## Start RECORDS TO USE

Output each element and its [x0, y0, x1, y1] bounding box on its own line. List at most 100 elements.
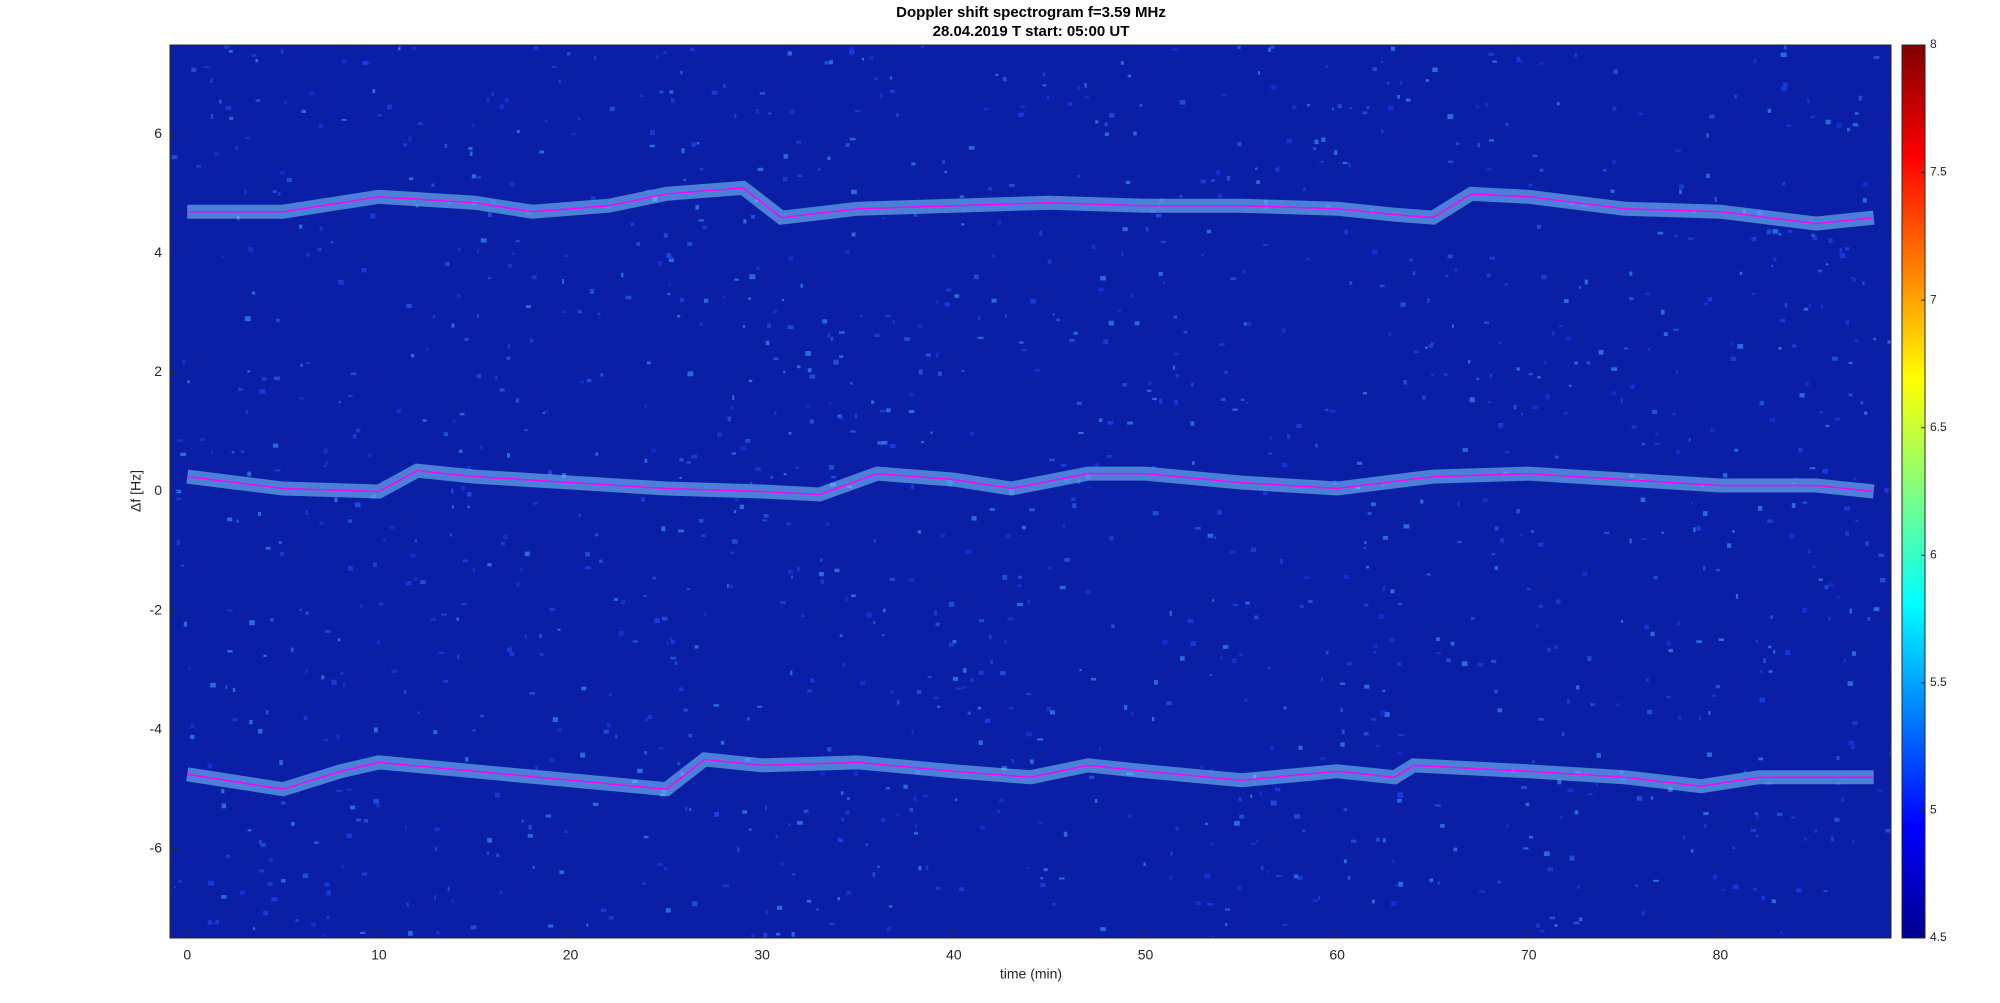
noise-speck: [1195, 526, 1201, 530]
noise-speck: [879, 92, 883, 98]
noise-speck: [1209, 673, 1213, 676]
noise-speck: [1245, 321, 1252, 326]
noise-speck: [796, 820, 803, 825]
noise-speck: [1773, 650, 1776, 654]
noise-speck: [1206, 229, 1212, 234]
noise-speck: [346, 788, 352, 791]
noise-speck: [968, 146, 975, 150]
noise-speck: [486, 97, 490, 103]
noise-speck: [414, 539, 418, 543]
noise-speck: [460, 486, 465, 491]
noise-speck: [410, 354, 415, 358]
noise-speck: [1269, 436, 1273, 440]
noise-speck: [512, 252, 515, 255]
noise-speck: [1644, 624, 1649, 630]
noise-speck: [679, 687, 684, 692]
noise-speck: [1347, 875, 1351, 880]
noise-speck: [1520, 412, 1524, 416]
noise-speck: [1303, 188, 1306, 191]
noise-speck: [336, 789, 343, 792]
noise-speck: [603, 729, 609, 734]
noise-speck: [805, 351, 812, 356]
noise-speck: [1389, 638, 1395, 643]
noise-speck: [420, 580, 426, 585]
noise-speck: [531, 275, 537, 280]
noise-speck: [874, 333, 880, 338]
noise-speck: [1828, 238, 1833, 243]
noise-speck: [1348, 163, 1351, 168]
noise-speck: [1647, 709, 1653, 715]
noise-speck: [1397, 752, 1402, 755]
noise-speck: [200, 437, 205, 442]
noise-speck: [1060, 463, 1067, 467]
noise-speck: [1759, 670, 1763, 673]
noise-speck: [700, 533, 706, 538]
noise-speck: [1810, 115, 1815, 119]
noise-speck: [650, 130, 655, 136]
noise-speck: [1230, 277, 1237, 281]
noise-speck: [1382, 689, 1386, 693]
noise-speck: [1210, 841, 1214, 846]
noise-speck: [203, 65, 210, 69]
noise-speck: [434, 846, 438, 852]
noise-speck: [759, 91, 766, 95]
noise-speck: [396, 408, 402, 414]
noise-speck: [1783, 82, 1788, 87]
noise-speck: [1712, 694, 1716, 698]
noise-speck: [1482, 498, 1488, 503]
noise-speck: [1059, 585, 1066, 590]
noise-speck: [225, 685, 228, 689]
noise-speck: [1170, 851, 1173, 856]
noise-speck: [831, 475, 837, 479]
noise-speck: [742, 325, 746, 328]
noise-speck: [1047, 566, 1052, 570]
noise-speck: [948, 642, 954, 647]
noise-speck: [1731, 341, 1734, 346]
noise-speck: [644, 404, 648, 408]
noise-speck: [408, 930, 413, 936]
noise-speck: [935, 353, 939, 358]
noise-speck: [524, 429, 528, 432]
noise-speck: [1849, 608, 1852, 614]
noise-speck: [1348, 107, 1352, 110]
noise-speck: [801, 614, 805, 617]
noise-speck: [249, 719, 253, 725]
noise-speck: [1209, 768, 1215, 773]
noise-speck: [417, 122, 423, 126]
noise-speck: [1471, 617, 1475, 620]
noise-speck: [1862, 182, 1868, 187]
colorbar-tick-label: 6.5: [1930, 420, 1947, 434]
noise-speck: [1877, 789, 1883, 792]
noise-speck: [1666, 641, 1671, 646]
noise-speck: [1025, 731, 1032, 737]
noise-speck: [354, 502, 361, 508]
noise-speck: [283, 100, 287, 105]
noise-speck: [1017, 584, 1022, 588]
noise-speck: [914, 831, 918, 835]
noise-speck: [872, 621, 876, 625]
noise-speck: [691, 454, 698, 459]
noise-speck: [788, 256, 793, 261]
noise-speck: [486, 852, 490, 855]
noise-speck: [1805, 382, 1810, 386]
noise-speck: [1885, 828, 1891, 833]
noise-speck: [825, 522, 830, 526]
noise-speck: [279, 170, 285, 175]
noise-speck: [765, 910, 769, 915]
noise-speck: [1666, 696, 1671, 699]
noise-speck: [496, 853, 500, 858]
colorbar-tick-label: 4.5: [1930, 930, 1947, 944]
noise-speck: [503, 535, 508, 540]
noise-speck: [571, 132, 576, 136]
noise-speck: [1679, 184, 1685, 189]
noise-speck: [742, 810, 748, 814]
noise-speck: [1636, 796, 1643, 801]
noise-speck: [979, 825, 985, 830]
noise-speck: [476, 249, 480, 254]
noise-speck: [1392, 859, 1395, 863]
noise-speck: [952, 676, 958, 681]
noise-speck: [922, 794, 929, 798]
colorbar-tick-label: 5: [1930, 803, 1937, 817]
noise-speck: [1224, 370, 1228, 374]
noise-speck: [1565, 336, 1572, 341]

## End RECORDS TO USE

PROBLEM DETAILS:
Please render the lines above as a JSON list of strings, one string per line, with blank lines skipped and the picture left out.

THE ANSWER:
[
  "Output each element and its [x0, y0, x1, y1] bounding box on its own line. List at most 100 elements.",
  "noise-speck: [1195, 526, 1201, 530]",
  "noise-speck: [879, 92, 883, 98]",
  "noise-speck: [1209, 673, 1213, 676]",
  "noise-speck: [1245, 321, 1252, 326]",
  "noise-speck: [796, 820, 803, 825]",
  "noise-speck: [1773, 650, 1776, 654]",
  "noise-speck: [1206, 229, 1212, 234]",
  "noise-speck: [346, 788, 352, 791]",
  "noise-speck: [968, 146, 975, 150]",
  "noise-speck: [486, 97, 490, 103]",
  "noise-speck: [414, 539, 418, 543]",
  "noise-speck: [460, 486, 465, 491]",
  "noise-speck: [410, 354, 415, 358]",
  "noise-speck: [1269, 436, 1273, 440]",
  "noise-speck: [512, 252, 515, 255]",
  "noise-speck: [1644, 624, 1649, 630]",
  "noise-speck: [679, 687, 684, 692]",
  "noise-speck: [1347, 875, 1351, 880]",
  "noise-speck: [1520, 412, 1524, 416]",
  "noise-speck: [1303, 188, 1306, 191]",
  "noise-speck: [336, 789, 343, 792]",
  "noise-speck: [603, 729, 609, 734]",
  "noise-speck: [805, 351, 812, 356]",
  "noise-speck: [1389, 638, 1395, 643]",
  "noise-speck: [420, 580, 426, 585]",
  "noise-speck: [531, 275, 537, 280]",
  "noise-speck: [874, 333, 880, 338]",
  "noise-speck: [1828, 238, 1833, 243]",
  "noise-speck: [1348, 163, 1351, 168]",
  "noise-speck: [1647, 709, 1653, 715]",
  "noise-speck: [1397, 752, 1402, 755]",
  "noise-speck: [200, 437, 205, 442]",
  "noise-speck: [1060, 463, 1067, 467]",
  "noise-speck: [1759, 670, 1763, 673]",
  "noise-speck: [700, 533, 706, 538]",
  "noise-speck: [1810, 115, 1815, 119]",
  "noise-speck: [650, 130, 655, 136]",
  "noise-speck: [1230, 277, 1237, 281]",
  "noise-speck: [1382, 689, 1386, 693]",
  "noise-speck: [1210, 841, 1214, 846]",
  "noise-speck: [203, 65, 210, 69]",
  "noise-speck: [434, 846, 438, 852]",
  "noise-speck: [759, 91, 766, 95]",
  "noise-speck: [396, 408, 402, 414]",
  "noise-speck: [1783, 82, 1788, 87]",
  "noise-speck: [1712, 694, 1716, 698]",
  "noise-speck: [1482, 498, 1488, 503]",
  "noise-speck: [1059, 585, 1066, 590]",
  "noise-speck: [225, 685, 228, 689]",
  "noise-speck: [1170, 851, 1173, 856]",
  "noise-speck: [831, 475, 837, 479]",
  "noise-speck: [742, 325, 746, 328]",
  "noise-speck: [1047, 566, 1052, 570]",
  "noise-speck: [948, 642, 954, 647]",
  "noise-speck: [1731, 341, 1734, 346]",
  "noise-speck: [644, 404, 648, 408]",
  "noise-speck: [408, 930, 413, 936]",
  "noise-speck: [935, 353, 939, 358]",
  "noise-speck: [524, 429, 528, 432]",
  "noise-speck: [1849, 608, 1852, 614]",
  "noise-speck: [1348, 107, 1352, 110]",
  "noise-speck: [801, 614, 805, 617]",
  "noise-speck: [249, 719, 253, 725]",
  "noise-speck: [1209, 768, 1215, 773]",
  "noise-speck: [417, 122, 423, 126]",
  "noise-speck: [1471, 617, 1475, 620]",
  "noise-speck: [1862, 182, 1868, 187]",
  "colorbar-tick-label: 6.5: [1930, 420, 1947, 434]",
  "noise-speck: [1877, 789, 1883, 792]",
  "noise-speck: [1666, 641, 1671, 646]",
  "noise-speck: [1025, 731, 1032, 737]",
  "noise-speck: [354, 502, 361, 508]",
  "noise-speck: [283, 100, 287, 105]",
  "noise-speck: [1017, 584, 1022, 588]",
  "noise-speck: [914, 831, 918, 835]",
  "noise-speck: [872, 621, 876, 625]",
  "noise-speck: [691, 454, 698, 459]",
  "noise-speck: [788, 256, 793, 261]",
  "noise-speck: [486, 852, 490, 855]",
  "noise-speck: [1805, 382, 1810, 386]",
  "noise-speck: [1885, 828, 1891, 833]",
  "noise-speck: [825, 522, 830, 526]",
  "noise-speck: [279, 170, 285, 175]",
  "noise-speck: [765, 910, 769, 915]",
  "noise-speck: [1666, 696, 1671, 699]",
  "noise-speck: [496, 853, 500, 858]",
  "colorbar-tick-label: 4.5: [1930, 930, 1947, 944]",
  "noise-speck: [503, 535, 508, 540]",
  "noise-speck: [571, 132, 576, 136]",
  "noise-speck: [1679, 184, 1685, 189]",
  "noise-speck: [742, 810, 748, 814]",
  "noise-speck: [1636, 796, 1643, 801]",
  "noise-speck: [979, 825, 985, 830]",
  "noise-speck: [476, 249, 480, 254]",
  "noise-speck: [1392, 859, 1395, 863]",
  "noise-speck: [952, 676, 958, 681]",
  "noise-speck: [922, 794, 929, 798]",
  "colorbar-tick-label: 5: [1930, 803, 1937, 817]",
  "noise-speck: [1224, 370, 1228, 374]",
  "noise-speck: [1565, 336, 1572, 341]"
]